Aim => From the entries below, copy every line where the string "муниципальных" appears.

□ □ □

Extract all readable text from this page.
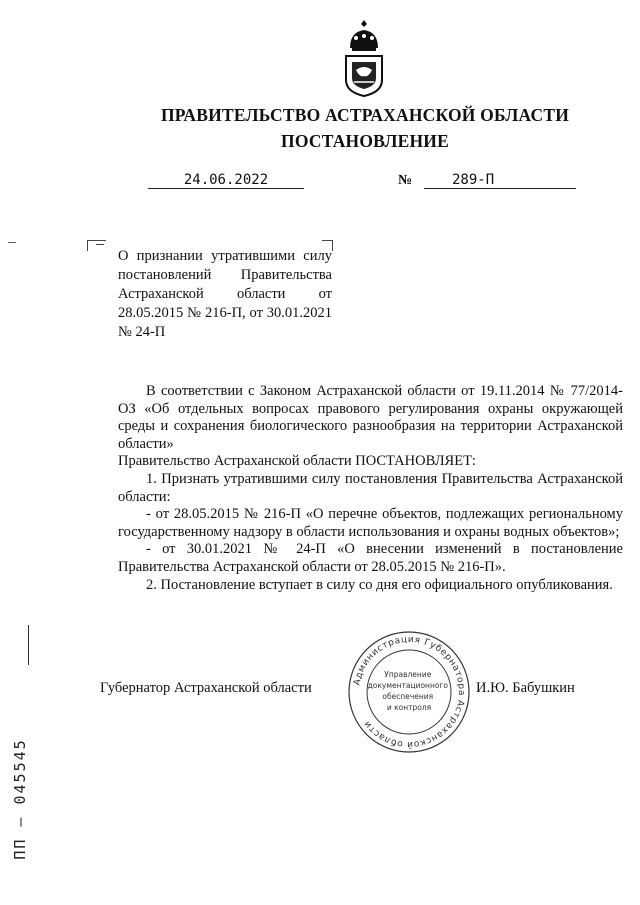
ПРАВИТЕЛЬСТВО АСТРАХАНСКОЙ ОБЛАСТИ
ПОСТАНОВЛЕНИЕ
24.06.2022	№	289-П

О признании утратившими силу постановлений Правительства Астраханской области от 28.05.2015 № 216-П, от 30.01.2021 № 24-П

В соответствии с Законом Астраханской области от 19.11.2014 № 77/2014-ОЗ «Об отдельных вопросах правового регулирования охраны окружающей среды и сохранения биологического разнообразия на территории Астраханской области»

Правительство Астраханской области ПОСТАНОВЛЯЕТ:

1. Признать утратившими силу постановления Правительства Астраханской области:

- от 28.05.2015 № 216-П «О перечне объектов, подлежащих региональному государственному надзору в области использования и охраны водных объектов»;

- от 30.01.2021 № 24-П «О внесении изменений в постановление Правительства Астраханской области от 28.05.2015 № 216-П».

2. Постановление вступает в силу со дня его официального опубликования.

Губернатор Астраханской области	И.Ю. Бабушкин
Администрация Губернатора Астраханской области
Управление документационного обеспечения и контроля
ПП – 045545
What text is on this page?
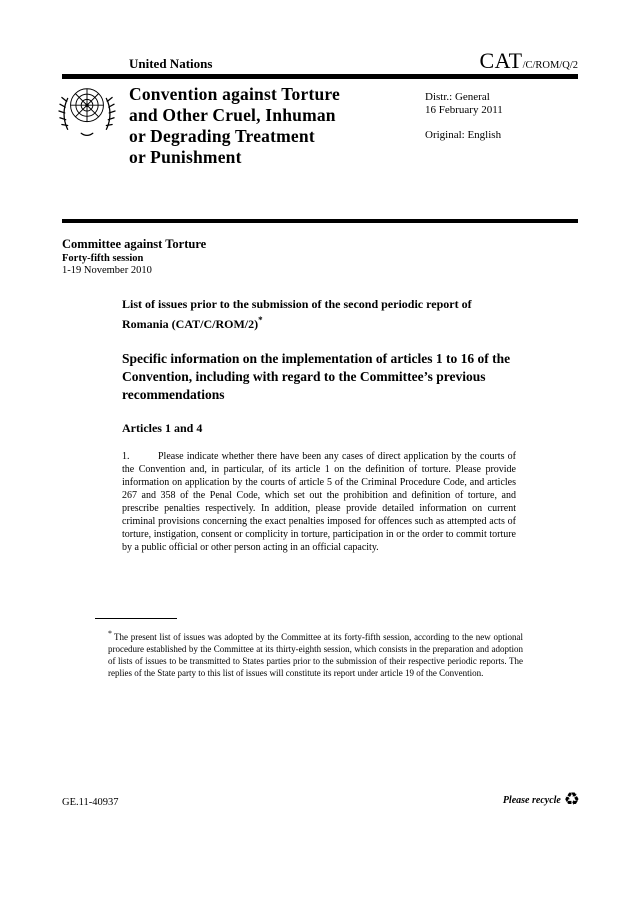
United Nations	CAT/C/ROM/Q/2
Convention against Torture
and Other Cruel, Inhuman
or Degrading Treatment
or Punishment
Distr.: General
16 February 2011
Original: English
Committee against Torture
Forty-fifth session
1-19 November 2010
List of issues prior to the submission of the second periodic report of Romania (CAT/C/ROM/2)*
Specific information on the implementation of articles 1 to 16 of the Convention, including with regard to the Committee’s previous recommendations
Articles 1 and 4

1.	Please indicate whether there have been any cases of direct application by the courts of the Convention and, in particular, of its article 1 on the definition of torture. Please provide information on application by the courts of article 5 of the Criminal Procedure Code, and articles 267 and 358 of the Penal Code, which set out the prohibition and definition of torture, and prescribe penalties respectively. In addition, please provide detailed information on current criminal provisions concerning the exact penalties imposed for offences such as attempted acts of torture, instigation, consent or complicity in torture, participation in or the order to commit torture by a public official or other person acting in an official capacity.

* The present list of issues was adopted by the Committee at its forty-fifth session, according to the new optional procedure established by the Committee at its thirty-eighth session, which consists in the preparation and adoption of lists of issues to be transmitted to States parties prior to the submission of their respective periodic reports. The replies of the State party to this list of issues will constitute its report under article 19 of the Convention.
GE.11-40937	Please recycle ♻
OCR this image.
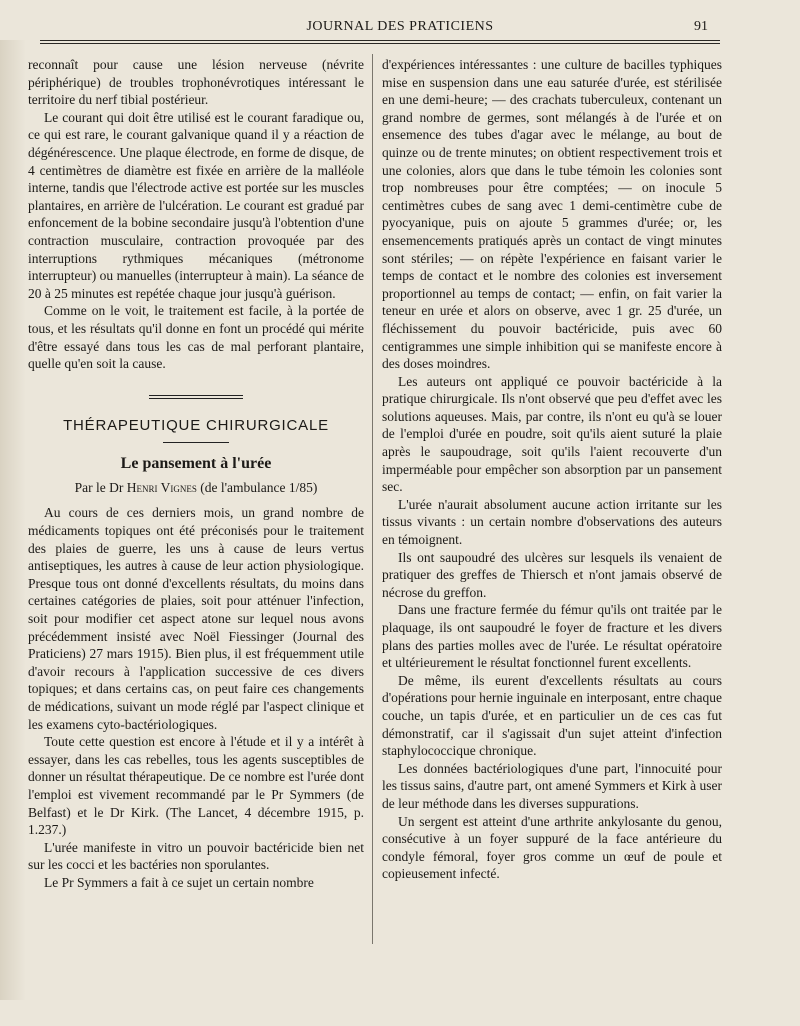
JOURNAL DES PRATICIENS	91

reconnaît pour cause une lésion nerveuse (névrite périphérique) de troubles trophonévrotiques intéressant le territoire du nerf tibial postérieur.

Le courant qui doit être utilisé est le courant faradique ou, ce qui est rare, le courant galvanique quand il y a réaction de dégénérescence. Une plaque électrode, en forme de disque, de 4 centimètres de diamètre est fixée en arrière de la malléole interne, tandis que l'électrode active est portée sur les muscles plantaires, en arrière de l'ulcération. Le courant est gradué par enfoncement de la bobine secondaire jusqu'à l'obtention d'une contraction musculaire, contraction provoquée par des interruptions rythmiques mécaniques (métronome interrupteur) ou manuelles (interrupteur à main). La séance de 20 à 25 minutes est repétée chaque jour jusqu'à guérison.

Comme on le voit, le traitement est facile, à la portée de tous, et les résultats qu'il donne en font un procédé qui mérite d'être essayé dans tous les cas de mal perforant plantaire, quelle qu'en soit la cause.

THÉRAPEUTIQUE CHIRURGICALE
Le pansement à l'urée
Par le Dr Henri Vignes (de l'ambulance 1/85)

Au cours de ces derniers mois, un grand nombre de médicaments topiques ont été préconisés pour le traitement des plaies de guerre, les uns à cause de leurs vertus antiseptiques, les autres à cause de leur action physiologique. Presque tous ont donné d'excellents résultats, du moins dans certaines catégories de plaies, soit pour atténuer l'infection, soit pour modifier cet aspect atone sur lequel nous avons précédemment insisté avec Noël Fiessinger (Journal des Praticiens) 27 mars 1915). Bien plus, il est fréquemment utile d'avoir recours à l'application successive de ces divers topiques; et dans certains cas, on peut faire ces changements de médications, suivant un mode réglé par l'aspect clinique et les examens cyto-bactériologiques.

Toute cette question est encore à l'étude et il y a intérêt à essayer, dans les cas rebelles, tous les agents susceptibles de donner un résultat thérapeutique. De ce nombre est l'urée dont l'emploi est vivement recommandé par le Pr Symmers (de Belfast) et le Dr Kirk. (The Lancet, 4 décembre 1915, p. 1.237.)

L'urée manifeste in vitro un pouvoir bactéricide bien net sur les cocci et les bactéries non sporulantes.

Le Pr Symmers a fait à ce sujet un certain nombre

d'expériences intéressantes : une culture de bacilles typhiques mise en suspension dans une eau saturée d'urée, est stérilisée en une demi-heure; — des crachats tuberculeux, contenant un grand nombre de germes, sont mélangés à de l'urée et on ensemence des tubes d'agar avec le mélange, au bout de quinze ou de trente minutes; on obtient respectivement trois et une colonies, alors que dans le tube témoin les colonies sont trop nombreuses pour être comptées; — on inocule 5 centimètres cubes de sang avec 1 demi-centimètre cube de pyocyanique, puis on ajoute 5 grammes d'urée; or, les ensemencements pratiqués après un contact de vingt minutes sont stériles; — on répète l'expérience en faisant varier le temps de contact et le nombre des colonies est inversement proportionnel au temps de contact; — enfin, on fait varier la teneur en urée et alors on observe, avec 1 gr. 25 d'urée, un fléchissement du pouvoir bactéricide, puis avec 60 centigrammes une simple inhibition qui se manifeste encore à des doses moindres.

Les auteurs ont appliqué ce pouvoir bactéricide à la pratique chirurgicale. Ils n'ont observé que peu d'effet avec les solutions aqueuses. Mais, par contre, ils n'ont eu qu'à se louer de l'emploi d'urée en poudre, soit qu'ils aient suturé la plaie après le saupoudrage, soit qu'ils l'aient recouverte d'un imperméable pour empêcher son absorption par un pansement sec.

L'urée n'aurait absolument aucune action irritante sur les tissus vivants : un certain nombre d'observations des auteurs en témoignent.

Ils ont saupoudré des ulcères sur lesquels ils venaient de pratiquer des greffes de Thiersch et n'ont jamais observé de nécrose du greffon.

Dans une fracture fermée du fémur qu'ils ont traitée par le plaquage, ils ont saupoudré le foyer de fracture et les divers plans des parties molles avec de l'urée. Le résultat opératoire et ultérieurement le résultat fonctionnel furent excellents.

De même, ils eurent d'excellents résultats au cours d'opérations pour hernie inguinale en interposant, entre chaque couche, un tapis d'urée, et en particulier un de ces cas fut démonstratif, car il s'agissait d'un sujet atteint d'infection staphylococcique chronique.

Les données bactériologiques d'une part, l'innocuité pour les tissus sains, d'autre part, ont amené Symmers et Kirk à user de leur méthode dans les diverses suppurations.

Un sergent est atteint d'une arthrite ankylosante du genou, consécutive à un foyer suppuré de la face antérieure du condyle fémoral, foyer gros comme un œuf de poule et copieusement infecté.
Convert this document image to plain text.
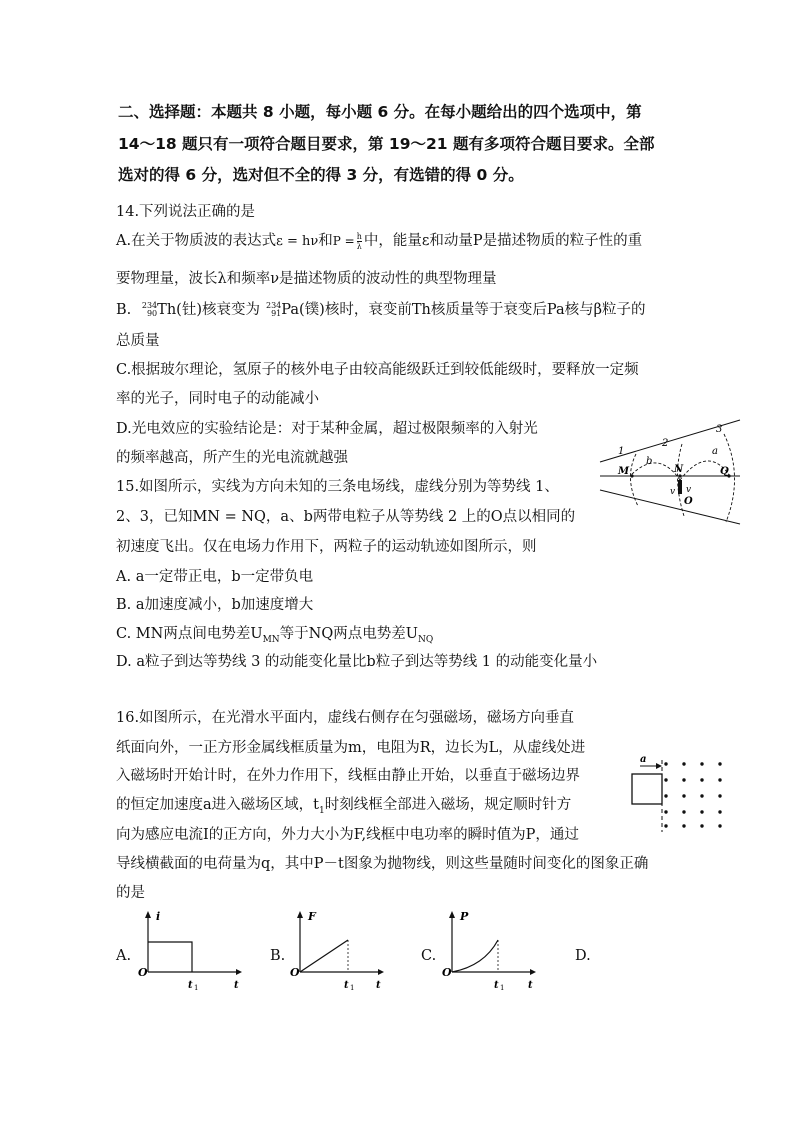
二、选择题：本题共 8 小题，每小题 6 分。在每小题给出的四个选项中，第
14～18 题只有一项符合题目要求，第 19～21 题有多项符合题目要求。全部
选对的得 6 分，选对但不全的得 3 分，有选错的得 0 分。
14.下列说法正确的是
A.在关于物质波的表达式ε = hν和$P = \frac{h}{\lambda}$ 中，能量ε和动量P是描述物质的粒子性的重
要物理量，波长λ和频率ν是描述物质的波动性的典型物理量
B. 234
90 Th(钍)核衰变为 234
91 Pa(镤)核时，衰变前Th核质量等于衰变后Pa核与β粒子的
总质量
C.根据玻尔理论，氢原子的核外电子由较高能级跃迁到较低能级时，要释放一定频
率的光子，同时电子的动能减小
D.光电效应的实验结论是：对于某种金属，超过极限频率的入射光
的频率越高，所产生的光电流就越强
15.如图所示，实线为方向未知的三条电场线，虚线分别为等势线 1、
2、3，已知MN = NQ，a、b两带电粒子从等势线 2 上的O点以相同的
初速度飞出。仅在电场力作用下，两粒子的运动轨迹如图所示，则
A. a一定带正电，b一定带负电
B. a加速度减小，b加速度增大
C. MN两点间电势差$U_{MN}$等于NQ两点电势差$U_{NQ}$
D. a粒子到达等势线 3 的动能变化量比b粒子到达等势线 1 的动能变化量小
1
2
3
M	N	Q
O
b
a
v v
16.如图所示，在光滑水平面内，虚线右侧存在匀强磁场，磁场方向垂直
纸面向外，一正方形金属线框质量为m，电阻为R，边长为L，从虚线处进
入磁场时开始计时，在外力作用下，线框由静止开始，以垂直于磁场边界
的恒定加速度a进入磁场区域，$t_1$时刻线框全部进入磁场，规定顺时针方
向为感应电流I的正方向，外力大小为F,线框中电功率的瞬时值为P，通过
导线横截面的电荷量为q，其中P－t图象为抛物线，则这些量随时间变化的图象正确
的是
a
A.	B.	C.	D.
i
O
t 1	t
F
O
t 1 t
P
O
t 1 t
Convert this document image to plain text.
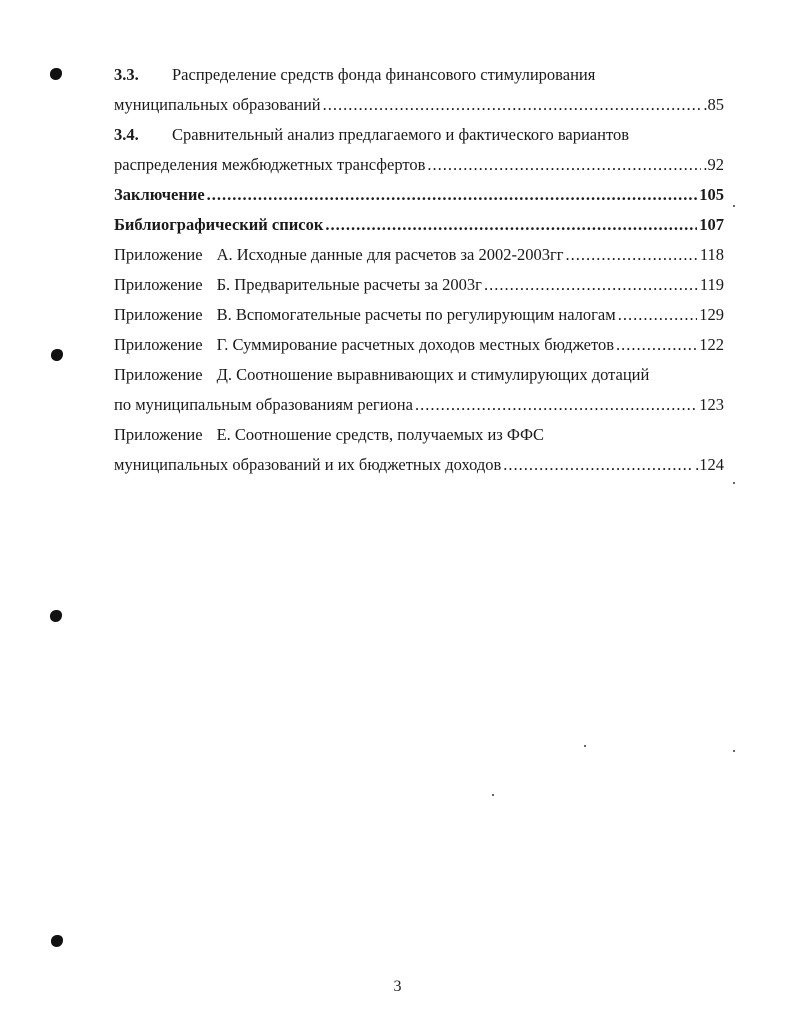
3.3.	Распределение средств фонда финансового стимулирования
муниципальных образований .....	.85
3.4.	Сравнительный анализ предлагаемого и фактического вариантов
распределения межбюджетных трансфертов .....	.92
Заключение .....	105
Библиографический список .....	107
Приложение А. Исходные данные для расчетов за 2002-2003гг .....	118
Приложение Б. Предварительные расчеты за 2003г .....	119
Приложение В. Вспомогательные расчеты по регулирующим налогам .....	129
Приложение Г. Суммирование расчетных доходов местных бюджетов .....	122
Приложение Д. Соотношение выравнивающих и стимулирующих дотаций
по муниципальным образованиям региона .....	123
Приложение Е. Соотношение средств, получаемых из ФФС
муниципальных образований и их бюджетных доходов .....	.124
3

□ □ □

Result below =>
муниципальных образований .....	.85
муниципальных образований и их бюджетных доходов .....	.124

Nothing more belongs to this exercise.